THE REQUEST
From the entries below, pull out each line where "title" appears.

::: SUPPLIED DATA :::

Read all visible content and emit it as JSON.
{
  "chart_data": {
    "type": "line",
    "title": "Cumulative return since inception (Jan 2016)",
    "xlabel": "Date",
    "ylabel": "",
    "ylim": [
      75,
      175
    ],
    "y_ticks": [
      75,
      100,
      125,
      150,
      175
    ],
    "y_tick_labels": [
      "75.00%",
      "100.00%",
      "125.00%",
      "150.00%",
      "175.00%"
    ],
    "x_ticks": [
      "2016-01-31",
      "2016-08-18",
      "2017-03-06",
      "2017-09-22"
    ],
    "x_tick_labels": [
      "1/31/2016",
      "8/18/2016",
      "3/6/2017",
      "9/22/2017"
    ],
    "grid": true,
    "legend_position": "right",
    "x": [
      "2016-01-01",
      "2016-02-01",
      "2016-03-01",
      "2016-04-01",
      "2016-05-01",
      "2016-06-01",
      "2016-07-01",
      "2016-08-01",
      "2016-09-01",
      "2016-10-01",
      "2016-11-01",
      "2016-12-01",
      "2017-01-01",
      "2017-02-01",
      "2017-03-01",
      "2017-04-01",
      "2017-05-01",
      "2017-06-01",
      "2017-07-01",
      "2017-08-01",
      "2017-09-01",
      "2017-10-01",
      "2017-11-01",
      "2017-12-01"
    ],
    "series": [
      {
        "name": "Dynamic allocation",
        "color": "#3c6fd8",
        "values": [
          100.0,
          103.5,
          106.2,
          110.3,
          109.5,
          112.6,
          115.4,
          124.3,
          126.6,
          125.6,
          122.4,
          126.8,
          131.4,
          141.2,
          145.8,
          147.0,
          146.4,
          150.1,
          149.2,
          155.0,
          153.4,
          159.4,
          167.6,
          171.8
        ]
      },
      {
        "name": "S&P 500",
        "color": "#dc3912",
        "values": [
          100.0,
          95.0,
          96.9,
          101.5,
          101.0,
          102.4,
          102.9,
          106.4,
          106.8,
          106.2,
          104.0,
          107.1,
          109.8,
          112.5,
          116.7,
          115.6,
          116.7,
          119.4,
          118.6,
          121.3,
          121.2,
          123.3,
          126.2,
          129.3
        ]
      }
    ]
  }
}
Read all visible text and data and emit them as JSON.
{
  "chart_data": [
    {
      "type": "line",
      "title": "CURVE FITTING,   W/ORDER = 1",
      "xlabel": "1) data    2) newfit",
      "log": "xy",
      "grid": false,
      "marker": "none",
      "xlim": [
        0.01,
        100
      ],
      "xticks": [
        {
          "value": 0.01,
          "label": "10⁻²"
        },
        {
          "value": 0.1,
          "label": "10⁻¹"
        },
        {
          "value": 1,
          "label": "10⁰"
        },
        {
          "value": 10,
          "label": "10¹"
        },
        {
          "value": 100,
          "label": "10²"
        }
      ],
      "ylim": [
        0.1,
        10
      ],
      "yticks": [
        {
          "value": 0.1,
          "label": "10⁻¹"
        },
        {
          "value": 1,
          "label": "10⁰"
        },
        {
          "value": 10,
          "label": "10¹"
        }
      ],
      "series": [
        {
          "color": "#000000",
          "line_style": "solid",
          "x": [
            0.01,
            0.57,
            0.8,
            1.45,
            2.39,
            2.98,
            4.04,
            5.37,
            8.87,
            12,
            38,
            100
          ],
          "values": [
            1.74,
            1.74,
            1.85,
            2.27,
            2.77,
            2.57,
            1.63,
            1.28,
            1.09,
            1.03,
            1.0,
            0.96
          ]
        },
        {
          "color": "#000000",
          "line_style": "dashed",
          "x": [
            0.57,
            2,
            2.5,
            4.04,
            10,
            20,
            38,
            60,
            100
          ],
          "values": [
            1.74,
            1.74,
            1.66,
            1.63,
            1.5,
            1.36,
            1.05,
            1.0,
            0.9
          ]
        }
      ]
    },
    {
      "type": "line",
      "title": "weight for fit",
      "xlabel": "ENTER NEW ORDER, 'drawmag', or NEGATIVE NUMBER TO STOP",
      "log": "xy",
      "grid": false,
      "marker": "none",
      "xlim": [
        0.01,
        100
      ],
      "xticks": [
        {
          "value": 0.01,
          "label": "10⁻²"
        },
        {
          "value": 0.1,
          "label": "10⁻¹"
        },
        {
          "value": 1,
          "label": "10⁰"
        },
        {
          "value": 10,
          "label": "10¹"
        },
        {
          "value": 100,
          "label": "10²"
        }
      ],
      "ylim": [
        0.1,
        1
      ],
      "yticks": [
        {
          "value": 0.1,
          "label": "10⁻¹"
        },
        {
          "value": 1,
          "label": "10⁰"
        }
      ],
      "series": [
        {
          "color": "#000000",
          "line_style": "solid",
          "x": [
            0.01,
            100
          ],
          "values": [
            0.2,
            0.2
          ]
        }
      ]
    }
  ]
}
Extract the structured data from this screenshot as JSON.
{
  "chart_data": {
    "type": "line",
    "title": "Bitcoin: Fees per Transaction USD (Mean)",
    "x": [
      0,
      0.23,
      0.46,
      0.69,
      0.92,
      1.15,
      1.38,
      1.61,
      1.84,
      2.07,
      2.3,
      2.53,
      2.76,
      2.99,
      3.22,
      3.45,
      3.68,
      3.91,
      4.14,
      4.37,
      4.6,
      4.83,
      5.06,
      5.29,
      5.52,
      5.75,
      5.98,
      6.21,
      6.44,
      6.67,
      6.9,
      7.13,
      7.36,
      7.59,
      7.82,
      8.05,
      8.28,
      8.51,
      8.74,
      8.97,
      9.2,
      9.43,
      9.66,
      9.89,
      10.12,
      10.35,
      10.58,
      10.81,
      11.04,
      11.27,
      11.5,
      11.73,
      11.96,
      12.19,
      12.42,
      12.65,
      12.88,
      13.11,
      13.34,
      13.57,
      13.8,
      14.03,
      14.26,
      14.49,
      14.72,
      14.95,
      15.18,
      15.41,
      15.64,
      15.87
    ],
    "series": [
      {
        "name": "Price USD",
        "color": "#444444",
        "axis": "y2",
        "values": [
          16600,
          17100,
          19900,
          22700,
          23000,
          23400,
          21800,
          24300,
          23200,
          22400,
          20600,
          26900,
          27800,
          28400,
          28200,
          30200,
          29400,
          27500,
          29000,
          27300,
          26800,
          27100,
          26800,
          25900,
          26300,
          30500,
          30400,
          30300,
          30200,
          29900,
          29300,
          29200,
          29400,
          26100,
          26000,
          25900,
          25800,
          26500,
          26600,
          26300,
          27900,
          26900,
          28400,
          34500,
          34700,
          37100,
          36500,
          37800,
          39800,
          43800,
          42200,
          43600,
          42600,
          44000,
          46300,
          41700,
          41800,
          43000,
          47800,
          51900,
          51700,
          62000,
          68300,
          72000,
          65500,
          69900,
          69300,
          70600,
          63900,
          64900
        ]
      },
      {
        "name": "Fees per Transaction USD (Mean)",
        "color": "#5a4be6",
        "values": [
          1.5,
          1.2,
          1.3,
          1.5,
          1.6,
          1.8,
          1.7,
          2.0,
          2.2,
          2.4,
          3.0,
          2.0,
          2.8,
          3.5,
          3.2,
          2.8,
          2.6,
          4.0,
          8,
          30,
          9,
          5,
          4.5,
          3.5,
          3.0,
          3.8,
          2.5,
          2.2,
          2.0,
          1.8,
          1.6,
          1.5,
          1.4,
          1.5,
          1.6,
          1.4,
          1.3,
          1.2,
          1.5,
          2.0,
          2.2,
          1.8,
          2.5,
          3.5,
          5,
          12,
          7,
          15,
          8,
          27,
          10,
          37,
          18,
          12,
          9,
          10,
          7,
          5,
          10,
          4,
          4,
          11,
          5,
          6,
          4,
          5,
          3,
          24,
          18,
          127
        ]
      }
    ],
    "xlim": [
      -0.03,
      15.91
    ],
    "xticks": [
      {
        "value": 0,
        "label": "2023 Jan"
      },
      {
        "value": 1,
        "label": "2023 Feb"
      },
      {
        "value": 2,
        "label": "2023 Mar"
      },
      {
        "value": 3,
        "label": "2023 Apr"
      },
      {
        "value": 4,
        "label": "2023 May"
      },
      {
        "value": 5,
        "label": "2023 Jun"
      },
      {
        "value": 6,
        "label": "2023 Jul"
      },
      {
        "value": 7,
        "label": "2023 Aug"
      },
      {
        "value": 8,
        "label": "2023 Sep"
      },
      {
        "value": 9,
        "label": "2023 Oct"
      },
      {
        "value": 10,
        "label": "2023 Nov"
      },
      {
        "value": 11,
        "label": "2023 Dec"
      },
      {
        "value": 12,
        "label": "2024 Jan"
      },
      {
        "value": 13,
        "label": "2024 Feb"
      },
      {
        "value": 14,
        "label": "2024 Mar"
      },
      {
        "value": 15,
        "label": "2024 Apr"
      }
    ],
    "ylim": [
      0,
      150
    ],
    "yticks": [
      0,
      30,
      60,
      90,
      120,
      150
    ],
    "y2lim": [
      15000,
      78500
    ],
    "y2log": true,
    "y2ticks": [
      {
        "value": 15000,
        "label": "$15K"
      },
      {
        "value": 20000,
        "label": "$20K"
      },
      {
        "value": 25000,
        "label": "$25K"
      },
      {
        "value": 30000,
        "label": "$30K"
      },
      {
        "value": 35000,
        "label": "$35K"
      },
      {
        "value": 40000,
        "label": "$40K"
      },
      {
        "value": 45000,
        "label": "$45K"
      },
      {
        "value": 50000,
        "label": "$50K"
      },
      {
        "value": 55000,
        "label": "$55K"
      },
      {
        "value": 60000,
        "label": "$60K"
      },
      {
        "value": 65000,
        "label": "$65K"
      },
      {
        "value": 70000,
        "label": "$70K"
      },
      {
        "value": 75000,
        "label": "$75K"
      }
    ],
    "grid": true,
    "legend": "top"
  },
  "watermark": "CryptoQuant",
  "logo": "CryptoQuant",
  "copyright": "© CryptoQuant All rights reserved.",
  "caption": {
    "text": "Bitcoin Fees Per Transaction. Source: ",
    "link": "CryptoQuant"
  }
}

:::

TASK ANSWER
    "title": "Cumulative return since inception (Jan 2016)",
      "title": "CURVE FITTING,   W/ORDER = 1",
      "title": "weight for fit",
    "title": "Bitcoin: Fees per Transaction USD (Mean)",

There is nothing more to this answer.